— WHAT YOU ARE ASKED TO DO —
Render the listing below as a JSON list of strings, one string per line with blank lines omitted, covering only the part that opens with the line containing "arrow-left-icon [21,66,41,84]" and runs through the final line of the listing, both included.

— SUPPLIED MATERIAL —
(begin)
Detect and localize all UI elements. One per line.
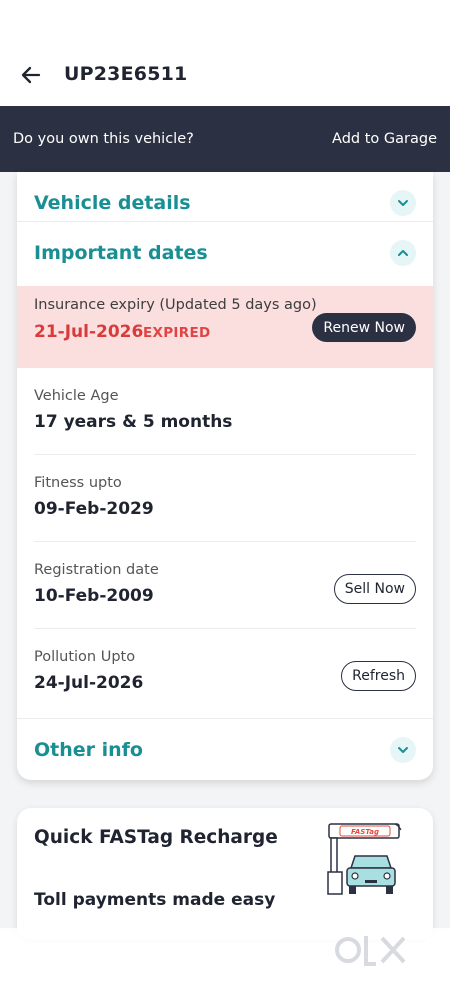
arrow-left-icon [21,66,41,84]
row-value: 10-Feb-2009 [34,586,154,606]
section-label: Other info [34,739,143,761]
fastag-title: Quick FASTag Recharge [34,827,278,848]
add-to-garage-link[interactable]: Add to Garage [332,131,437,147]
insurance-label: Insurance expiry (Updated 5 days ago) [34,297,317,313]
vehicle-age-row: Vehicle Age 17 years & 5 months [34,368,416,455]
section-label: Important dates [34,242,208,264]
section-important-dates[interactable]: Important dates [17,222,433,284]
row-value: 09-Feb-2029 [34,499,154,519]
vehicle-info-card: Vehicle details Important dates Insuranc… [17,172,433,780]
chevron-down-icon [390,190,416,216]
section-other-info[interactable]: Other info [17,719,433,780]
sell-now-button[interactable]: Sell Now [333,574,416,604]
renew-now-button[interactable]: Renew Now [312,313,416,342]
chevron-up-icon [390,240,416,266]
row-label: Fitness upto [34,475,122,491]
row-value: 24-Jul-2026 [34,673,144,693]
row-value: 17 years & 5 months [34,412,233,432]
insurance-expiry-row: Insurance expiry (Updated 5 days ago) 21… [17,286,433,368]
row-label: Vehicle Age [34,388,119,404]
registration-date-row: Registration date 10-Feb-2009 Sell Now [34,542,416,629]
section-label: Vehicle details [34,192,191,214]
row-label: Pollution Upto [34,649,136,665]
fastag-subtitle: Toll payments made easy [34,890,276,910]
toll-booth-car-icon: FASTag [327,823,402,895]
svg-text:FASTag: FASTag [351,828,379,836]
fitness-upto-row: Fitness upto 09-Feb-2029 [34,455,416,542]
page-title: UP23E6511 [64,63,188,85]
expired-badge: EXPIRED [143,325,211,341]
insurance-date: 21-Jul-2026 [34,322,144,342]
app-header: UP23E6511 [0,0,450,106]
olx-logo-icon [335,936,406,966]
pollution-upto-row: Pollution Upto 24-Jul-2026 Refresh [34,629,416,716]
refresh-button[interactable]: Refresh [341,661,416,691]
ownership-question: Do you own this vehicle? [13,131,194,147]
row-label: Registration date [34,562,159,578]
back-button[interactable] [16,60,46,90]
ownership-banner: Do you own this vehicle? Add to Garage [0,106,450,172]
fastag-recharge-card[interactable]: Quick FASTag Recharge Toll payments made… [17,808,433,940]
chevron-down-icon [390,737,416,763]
(end)
— OUTPUT FOR THIS TASK —
[
  "arrow-left-icon [21,66,41,84]",
  "row-value: 10-Feb-2009 [34,586,154,606]",
  "section-label: Other info [34,739,143,761]",
  "fastag-title: Quick FASTag Recharge [34,827,278,848]",
  "add-to-garage-link[interactable]: Add to Garage [332,131,437,147]",
  "insurance-label: Insurance expiry (Updated 5 days ago) [34,297,317,313]",
  "vehicle-age-row: Vehicle Age 17 years & 5 months [34,368,416,455]",
  "section-label: Important dates [34,242,208,264]",
  "section-important-dates[interactable]: Important dates [17,222,433,284]",
  "row-value: 09-Feb-2029 [34,499,154,519]",
  "vehicle-info-card: Vehicle details Important dates Insuranc… [17,172,433,780]",
  "chevron-down-icon [390,190,416,216]",
  "section-other-info[interactable]: Other info [17,719,433,780]",
  "sell-now-button[interactable]: Sell Now [333,574,416,604]",
  "renew-now-button[interactable]: Renew Now [312,313,416,342]",
  "chevron-up-icon [390,240,416,266]",
  "row-label: Fitness upto [34,475,122,491]",
  "row-value: 24-Jul-2026 [34,673,144,693]",
  "row-value: 17 years & 5 months [34,412,233,432]",
  "insurance-expiry-row: Insurance expiry (Updated 5 days ago) 21… [17,286,433,368]",
  "row-label: Vehicle Age [34,388,119,404]",
  "registration-date-row: Registration date 10-Feb-2009 Sell Now [34,542,416,629]",
  "section-label: Vehicle details [34,192,191,214]",
  "row-label: Pollution Upto [34,649,136,665]",
  "fastag-subtitle: Toll payments made easy [34,890,276,910]",
  "toll-booth-car-icon: FASTag [327,823,402,895]",
  "svg-text:FASTag: FASTag [351,828,379,836]",
  "fitness-upto-row: Fitness upto 09-Feb-2029 [34,455,416,542]",
  "page-title: UP23E6511 [64,63,188,85]",
  "expired-badge: EXPIRED [143,325,211,341]",
  "insurance-date: 21-Jul-2026 [34,322,144,342]",
  "app-header: UP23E6511 [0,0,450,106]",
  "olx-logo-icon [335,936,406,966]",
  "pollution-upto-row: Pollution Upto 24-Jul-2026 Refresh [34,629,416,716]",
  "refresh-button[interactable]: Refresh [341,661,416,691]",
  "ownership-question: Do you own this vehicle? [13,131,194,147]",
  "row-label: Registration date [34,562,159,578]",
  "back-button[interactable] [16,60,46,90]",
  "ownership-banner: Do you own this vehicle? Add to Garage [0,106,450,172]",
  "fastag-recharge-card[interactable]: Quick FASTag Recharge Toll payments made… [17,808,433,940]",
  "chevron-down-icon [390,737,416,763]"
]